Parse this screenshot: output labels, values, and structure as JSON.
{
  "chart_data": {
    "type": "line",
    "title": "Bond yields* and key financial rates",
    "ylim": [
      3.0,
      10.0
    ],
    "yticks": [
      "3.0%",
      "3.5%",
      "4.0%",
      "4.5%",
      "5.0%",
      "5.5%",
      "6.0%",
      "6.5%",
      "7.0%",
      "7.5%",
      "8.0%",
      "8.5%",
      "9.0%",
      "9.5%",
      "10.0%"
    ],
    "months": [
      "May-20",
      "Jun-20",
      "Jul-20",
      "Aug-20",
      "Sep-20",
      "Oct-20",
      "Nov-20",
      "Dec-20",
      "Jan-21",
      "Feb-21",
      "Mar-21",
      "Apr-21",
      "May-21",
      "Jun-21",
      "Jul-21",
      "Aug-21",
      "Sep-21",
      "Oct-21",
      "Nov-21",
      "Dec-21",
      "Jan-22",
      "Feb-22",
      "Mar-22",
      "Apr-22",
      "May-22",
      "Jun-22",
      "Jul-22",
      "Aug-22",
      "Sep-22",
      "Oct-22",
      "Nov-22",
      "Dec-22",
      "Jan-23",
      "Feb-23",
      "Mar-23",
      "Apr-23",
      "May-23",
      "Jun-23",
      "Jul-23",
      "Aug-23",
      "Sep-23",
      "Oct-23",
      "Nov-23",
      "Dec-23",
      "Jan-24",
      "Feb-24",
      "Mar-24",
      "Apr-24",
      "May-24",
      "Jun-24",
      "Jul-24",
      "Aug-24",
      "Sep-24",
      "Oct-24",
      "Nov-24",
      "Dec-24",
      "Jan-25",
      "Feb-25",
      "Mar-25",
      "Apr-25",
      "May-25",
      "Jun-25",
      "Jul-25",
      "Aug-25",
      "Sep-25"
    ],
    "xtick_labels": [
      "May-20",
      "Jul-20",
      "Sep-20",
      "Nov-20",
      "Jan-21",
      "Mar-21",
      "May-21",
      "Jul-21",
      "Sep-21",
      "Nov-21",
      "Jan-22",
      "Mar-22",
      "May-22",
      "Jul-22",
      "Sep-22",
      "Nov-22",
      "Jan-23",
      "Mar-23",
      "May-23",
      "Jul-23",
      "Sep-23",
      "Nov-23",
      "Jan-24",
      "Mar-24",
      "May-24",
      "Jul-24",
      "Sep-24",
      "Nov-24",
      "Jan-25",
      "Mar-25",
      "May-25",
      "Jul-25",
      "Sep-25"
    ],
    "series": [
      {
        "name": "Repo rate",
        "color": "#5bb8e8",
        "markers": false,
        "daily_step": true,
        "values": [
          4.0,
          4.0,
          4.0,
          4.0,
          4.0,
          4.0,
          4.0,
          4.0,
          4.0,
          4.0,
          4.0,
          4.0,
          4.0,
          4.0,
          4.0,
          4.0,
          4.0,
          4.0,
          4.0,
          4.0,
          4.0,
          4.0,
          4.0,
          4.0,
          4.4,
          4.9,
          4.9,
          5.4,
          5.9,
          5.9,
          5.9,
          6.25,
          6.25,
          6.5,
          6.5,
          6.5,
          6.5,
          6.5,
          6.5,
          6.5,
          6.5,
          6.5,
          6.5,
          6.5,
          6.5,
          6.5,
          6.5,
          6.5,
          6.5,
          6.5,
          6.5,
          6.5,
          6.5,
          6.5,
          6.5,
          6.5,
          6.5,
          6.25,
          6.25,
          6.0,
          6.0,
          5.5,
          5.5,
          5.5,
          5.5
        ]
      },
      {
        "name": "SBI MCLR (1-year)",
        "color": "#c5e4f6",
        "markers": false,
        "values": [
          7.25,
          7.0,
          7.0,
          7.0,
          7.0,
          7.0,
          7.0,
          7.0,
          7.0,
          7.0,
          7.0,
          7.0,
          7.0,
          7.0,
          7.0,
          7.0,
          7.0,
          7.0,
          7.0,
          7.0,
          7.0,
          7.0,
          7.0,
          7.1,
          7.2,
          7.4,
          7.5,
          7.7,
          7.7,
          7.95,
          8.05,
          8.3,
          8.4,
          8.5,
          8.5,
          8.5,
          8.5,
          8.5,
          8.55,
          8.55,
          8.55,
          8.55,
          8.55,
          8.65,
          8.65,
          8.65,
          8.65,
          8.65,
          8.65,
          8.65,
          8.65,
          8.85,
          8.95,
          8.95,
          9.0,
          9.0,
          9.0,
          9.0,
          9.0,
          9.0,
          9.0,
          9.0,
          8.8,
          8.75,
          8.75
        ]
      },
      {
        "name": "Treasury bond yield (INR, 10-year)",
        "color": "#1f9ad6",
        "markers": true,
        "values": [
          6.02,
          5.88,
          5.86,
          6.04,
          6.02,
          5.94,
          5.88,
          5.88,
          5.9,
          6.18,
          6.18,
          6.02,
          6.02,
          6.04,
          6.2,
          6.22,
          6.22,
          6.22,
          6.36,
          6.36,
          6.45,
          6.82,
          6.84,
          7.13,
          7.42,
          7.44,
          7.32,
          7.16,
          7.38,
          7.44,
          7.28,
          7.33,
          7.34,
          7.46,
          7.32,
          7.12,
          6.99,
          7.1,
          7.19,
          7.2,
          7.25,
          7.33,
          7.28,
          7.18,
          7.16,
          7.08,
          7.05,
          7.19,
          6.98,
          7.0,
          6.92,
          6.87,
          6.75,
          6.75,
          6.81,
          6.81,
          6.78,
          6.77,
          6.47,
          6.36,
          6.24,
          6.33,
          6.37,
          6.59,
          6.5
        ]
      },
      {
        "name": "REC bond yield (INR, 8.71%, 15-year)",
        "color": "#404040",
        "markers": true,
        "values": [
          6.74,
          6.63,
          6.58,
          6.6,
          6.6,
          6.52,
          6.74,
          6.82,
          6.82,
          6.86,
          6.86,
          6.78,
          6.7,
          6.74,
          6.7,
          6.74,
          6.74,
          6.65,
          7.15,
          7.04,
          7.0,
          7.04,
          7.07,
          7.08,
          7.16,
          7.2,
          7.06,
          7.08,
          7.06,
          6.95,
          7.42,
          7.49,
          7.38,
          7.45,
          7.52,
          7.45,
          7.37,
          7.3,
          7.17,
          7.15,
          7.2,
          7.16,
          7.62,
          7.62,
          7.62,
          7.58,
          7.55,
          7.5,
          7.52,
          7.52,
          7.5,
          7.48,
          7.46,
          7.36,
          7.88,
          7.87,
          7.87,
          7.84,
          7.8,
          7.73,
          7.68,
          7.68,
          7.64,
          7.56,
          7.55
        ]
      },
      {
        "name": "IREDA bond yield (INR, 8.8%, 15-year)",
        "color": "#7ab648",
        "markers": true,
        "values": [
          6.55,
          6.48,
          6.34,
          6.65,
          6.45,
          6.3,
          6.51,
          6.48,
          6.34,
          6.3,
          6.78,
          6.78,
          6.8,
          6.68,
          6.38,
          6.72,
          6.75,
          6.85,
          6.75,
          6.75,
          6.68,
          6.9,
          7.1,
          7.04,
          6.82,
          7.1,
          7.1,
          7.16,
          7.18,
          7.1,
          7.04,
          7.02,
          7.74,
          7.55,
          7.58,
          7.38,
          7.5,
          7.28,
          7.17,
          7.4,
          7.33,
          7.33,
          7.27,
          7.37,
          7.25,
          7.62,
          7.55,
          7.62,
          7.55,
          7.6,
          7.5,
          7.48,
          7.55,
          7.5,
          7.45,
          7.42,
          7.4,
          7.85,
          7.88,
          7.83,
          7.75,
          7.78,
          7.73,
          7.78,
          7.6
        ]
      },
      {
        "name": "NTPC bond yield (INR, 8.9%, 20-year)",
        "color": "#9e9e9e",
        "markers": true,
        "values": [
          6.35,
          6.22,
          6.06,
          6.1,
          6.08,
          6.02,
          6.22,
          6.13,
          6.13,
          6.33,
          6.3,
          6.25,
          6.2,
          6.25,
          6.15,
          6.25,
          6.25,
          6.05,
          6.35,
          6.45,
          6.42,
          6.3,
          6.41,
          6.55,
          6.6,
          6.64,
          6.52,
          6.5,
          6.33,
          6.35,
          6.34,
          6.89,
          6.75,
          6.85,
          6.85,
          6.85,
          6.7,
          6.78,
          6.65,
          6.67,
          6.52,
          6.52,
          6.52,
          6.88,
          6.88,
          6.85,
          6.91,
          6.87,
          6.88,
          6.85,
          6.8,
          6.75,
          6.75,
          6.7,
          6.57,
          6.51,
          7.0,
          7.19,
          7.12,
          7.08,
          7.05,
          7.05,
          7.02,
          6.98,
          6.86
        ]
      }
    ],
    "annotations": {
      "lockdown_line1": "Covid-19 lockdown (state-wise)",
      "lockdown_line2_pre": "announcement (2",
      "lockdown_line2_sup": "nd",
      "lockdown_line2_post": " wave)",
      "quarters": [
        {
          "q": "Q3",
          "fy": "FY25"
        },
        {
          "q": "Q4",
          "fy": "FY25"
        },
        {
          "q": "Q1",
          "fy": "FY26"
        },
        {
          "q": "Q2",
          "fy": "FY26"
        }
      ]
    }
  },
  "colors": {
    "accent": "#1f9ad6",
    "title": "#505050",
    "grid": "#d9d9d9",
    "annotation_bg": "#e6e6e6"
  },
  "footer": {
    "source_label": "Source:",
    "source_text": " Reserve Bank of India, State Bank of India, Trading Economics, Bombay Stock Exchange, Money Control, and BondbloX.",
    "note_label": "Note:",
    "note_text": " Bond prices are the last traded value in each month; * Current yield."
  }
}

Exercise task =>
Which lines of the material contain the string "name"? List each of them.

Written solution =>
        "name": "Repo rate",
        "name": "SBI MCLR (1-year)",
        "name": "Treasury bond yield (INR, 10-year)",
        "name": "REC bond yield (INR, 8.71%, 15-year)",
        "name": "IREDA bond yield (INR, 8.8%, 15-year)",
        "name": "NTPC bond yield (INR, 8.9%, 20-year)",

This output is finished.